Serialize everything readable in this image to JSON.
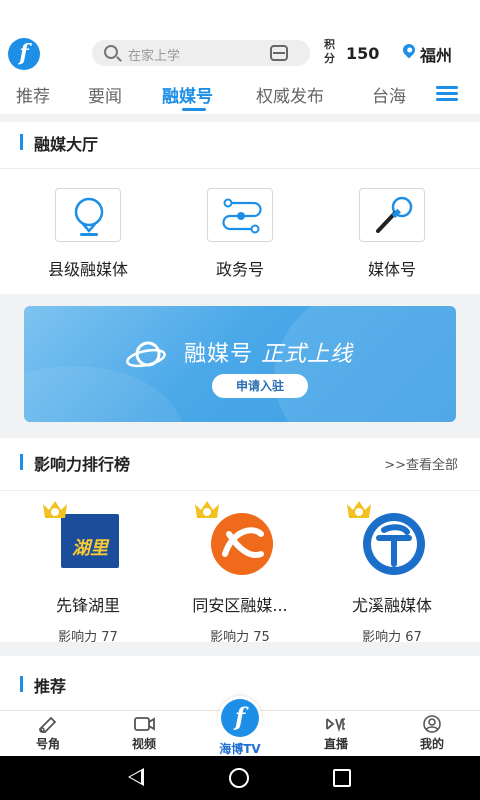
{
  "header": {
    "logo_letter": "f",
    "search_placeholder": "在家上学",
    "points_label": "积分",
    "points_value": "150",
    "location": "福州"
  },
  "tabs": [
    {
      "label": "推荐",
      "active": false
    },
    {
      "label": "要闻",
      "active": false
    },
    {
      "label": "融媒号",
      "active": true
    },
    {
      "label": "权威发布",
      "active": false
    },
    {
      "label": "台海",
      "active": false
    }
  ],
  "hall": {
    "title": "融媒大厅",
    "items": [
      {
        "label": "县级融媒体",
        "icon": "location-pin-icon"
      },
      {
        "label": "政务号",
        "icon": "route-icon"
      },
      {
        "label": "媒体号",
        "icon": "microphone-icon"
      }
    ]
  },
  "banner": {
    "title": "融媒号",
    "title_suffix": "正式上线",
    "button": "申请入驻"
  },
  "ranking": {
    "title": "影响力排行榜",
    "more": ">>查看全部",
    "items": [
      {
        "name": "先锋湖里",
        "score": "影响力 77",
        "logo_text": "湖里"
      },
      {
        "name": "同安区融媒...",
        "score": "影响力 75"
      },
      {
        "name": "尤溪融媒体",
        "score": "影响力 67"
      }
    ]
  },
  "recommend": {
    "title": "推荐"
  },
  "bottom_nav": {
    "items": [
      {
        "label": "号角"
      },
      {
        "label": "视频"
      },
      {
        "label": "海博TV"
      },
      {
        "label": "直播"
      },
      {
        "label": "我的"
      }
    ]
  },
  "colors": {
    "accent": "#1e8fe6"
  }
}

_Aim_
Go through the preceding material and copy each line that has the word "icon".

_Response_
        "icon": "location-pin-icon"
        "icon": "route-icon"
        "icon": "microphone-icon"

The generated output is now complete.